Copy the line with "Output a JSON" and all lines following it through the last line of the entries, exactly as written.

--- Provided material ---

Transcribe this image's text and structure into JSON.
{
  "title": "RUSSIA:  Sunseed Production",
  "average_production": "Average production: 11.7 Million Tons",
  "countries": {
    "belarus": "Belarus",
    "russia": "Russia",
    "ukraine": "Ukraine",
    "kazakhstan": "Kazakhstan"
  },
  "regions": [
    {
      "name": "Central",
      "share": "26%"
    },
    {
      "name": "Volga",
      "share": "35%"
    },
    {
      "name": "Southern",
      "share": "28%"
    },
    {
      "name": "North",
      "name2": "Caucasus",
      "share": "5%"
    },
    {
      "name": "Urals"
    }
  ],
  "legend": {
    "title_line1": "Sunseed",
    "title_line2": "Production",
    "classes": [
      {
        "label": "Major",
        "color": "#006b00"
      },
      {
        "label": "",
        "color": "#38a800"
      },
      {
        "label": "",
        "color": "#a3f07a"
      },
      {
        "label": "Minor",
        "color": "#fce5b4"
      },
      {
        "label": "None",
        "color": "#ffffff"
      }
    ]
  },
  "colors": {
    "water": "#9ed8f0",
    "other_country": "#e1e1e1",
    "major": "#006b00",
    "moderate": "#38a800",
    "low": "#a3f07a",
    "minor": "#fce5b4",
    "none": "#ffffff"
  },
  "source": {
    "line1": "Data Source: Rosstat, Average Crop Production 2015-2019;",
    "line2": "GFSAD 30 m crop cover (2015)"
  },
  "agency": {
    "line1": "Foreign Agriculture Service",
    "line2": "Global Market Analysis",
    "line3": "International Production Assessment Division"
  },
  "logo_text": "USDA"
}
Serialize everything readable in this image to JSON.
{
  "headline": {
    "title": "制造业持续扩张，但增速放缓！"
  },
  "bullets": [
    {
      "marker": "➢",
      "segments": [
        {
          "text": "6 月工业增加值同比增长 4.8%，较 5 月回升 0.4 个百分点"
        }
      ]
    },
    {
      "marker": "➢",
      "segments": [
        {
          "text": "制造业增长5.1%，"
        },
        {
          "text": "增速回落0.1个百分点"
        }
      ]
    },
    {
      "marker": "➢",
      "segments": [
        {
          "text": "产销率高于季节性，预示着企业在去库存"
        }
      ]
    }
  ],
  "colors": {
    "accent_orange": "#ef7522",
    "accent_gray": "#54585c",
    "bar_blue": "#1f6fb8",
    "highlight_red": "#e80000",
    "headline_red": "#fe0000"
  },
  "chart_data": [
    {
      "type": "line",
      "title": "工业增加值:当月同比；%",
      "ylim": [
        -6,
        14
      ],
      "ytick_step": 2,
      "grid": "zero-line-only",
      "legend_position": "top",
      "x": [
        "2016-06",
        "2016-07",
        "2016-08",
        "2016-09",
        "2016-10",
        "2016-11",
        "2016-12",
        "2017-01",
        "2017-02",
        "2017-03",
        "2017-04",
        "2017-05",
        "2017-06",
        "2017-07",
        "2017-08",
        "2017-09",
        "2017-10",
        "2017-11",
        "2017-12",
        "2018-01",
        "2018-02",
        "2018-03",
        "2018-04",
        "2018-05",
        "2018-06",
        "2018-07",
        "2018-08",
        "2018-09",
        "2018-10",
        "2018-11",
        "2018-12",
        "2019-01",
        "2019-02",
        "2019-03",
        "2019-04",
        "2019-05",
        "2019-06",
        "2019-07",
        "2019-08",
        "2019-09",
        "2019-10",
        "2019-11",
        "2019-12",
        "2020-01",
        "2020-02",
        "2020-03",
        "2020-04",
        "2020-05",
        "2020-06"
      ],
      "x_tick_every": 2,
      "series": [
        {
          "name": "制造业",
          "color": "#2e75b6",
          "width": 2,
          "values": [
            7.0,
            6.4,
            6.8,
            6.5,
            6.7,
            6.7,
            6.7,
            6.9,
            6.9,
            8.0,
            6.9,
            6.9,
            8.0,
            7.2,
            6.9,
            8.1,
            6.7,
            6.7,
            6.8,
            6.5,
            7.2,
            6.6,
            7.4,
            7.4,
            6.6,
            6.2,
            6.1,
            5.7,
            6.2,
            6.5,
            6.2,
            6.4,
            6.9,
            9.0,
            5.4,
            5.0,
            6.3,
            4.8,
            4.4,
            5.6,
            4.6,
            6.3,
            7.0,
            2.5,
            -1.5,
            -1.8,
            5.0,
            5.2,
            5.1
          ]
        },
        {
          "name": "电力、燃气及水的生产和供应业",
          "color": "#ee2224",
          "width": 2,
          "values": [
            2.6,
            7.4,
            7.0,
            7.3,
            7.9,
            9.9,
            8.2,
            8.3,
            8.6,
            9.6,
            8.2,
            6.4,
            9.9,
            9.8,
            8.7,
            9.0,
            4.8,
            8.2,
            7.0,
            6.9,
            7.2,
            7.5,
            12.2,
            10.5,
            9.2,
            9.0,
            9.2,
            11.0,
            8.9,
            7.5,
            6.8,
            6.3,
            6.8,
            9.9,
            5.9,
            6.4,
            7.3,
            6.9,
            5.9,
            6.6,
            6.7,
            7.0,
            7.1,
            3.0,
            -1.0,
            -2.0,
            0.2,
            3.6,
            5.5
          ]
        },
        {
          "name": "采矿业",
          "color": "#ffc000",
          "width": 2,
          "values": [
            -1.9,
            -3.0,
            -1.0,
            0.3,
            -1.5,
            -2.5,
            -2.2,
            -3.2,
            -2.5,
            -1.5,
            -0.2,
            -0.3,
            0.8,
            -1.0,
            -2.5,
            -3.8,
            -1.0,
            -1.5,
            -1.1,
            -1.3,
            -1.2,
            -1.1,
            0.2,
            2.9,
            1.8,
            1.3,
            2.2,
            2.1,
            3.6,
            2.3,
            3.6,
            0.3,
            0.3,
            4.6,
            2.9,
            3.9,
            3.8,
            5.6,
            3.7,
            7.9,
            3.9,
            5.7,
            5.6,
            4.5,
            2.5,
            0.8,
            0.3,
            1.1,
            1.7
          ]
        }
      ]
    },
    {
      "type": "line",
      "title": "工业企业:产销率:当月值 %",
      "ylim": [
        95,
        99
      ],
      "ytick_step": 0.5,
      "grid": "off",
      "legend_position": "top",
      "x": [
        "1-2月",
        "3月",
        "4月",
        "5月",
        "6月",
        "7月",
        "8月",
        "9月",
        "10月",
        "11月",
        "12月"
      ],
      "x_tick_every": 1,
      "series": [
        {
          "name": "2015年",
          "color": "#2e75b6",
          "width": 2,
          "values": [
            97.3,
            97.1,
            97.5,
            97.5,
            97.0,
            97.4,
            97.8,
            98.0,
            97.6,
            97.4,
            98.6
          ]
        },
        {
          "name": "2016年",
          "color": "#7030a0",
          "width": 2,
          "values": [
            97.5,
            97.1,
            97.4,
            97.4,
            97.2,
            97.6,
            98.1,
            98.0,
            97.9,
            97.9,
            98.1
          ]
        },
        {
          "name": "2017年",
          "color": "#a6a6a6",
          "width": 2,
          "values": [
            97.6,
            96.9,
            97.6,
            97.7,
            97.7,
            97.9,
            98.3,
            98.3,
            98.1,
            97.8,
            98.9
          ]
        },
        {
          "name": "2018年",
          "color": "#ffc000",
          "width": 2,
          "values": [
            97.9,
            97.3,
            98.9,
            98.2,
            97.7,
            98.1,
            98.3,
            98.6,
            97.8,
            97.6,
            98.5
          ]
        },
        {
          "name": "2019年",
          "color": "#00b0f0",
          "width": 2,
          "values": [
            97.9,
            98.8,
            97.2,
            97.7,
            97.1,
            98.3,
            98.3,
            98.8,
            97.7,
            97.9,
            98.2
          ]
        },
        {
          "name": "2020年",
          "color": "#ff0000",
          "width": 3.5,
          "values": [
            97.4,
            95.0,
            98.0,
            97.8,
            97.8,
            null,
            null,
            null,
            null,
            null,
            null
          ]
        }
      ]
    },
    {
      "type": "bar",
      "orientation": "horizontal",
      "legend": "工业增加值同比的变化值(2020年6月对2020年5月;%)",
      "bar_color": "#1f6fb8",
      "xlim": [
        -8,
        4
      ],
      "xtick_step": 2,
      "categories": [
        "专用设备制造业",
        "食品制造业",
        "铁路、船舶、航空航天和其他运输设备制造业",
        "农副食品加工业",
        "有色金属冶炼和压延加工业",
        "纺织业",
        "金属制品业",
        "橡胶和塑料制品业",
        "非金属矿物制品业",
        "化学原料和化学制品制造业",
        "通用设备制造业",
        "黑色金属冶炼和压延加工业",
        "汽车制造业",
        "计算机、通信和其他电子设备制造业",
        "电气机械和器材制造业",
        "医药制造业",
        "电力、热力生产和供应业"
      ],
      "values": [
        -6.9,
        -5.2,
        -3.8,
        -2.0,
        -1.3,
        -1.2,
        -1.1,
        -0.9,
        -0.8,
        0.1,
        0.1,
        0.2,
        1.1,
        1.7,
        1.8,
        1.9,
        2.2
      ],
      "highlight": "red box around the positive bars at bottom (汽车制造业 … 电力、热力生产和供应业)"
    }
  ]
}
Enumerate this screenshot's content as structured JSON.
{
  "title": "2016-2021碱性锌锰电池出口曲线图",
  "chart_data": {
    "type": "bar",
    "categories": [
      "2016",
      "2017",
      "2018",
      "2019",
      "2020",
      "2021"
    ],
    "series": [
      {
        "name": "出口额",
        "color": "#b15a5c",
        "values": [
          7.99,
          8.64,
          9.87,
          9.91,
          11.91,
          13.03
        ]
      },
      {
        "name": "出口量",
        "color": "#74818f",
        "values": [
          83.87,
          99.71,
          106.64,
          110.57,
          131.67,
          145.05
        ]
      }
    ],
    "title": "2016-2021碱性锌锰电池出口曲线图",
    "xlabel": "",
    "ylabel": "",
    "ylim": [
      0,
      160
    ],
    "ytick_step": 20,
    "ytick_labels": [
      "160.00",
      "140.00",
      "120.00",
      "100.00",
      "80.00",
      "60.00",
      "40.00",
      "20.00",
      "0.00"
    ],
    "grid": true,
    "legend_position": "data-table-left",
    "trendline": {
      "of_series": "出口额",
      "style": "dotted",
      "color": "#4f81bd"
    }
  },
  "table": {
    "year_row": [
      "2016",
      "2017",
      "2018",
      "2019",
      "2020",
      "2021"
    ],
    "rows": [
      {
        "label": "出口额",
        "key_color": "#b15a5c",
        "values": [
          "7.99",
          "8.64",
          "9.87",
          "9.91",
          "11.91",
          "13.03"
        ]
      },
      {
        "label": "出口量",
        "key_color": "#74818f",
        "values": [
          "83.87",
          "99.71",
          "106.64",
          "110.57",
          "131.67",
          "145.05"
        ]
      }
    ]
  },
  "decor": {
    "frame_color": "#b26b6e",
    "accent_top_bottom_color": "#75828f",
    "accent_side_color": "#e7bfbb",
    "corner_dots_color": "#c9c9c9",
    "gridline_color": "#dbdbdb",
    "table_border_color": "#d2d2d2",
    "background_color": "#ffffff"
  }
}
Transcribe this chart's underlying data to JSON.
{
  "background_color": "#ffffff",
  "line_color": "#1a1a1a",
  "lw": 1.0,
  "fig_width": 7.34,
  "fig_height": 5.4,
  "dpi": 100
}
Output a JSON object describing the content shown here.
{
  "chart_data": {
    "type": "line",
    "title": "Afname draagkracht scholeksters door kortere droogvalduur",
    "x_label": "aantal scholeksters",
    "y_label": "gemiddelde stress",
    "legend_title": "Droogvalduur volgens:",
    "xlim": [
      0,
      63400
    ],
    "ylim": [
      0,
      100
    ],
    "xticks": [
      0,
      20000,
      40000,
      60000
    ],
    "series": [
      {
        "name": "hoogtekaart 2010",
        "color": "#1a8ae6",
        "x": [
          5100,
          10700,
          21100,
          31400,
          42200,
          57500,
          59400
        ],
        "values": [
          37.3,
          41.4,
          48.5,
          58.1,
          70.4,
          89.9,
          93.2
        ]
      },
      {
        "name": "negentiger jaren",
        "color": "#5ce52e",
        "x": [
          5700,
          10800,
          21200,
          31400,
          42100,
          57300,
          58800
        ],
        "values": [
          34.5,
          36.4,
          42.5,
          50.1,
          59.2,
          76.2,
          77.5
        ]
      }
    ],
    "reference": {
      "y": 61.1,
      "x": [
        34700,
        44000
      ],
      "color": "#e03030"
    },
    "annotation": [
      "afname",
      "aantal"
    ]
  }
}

---

- Solution
Output a JSON object describing the content shown here.
{
  "chart_data": {
    "type": "line",
    "title": "Afname draagkracht scholeksters door kortere droogvalduur",
    "x_label": "aantal scholeksters",
    "y_label": "gemiddelde stress",
    "legend_title": "Droogvalduur volgens:",
    "xlim": [
      0,
      63400
    ],
    "ylim": [
      0,
      100
    ],
    "xticks": [
      0,
      20000,
      40000,
      60000
    ],
    "series": [
      {
        "name": "hoogtekaart 2010",
        "color": "#1a8ae6",
        "x": [
          5100,
          10700,
          21100,
          31400,
          42200,
          57500,
          59400
        ],
        "values": [
          37.3,
          41.4,
          48.5,
          58.1,
          70.4,
          89.9,
          93.2
        ]
      },
      {
        "name": "negentiger jaren",
        "color": "#5ce52e",
        "x": [
          5700,
          10800,
          21200,
          31400,
          42100,
          57300,
          58800
        ],
        "values": [
          34.5,
          36.4,
          42.5,
          50.1,
          59.2,
          76.2,
          77.5
        ]
      }
    ],
    "reference": {
      "y": 61.1,
      "x": [
        34700,
        44000
      ],
      "color": "#e03030"
    },
    "annotation": [
      "afname",
      "aantal"
    ]
  }
}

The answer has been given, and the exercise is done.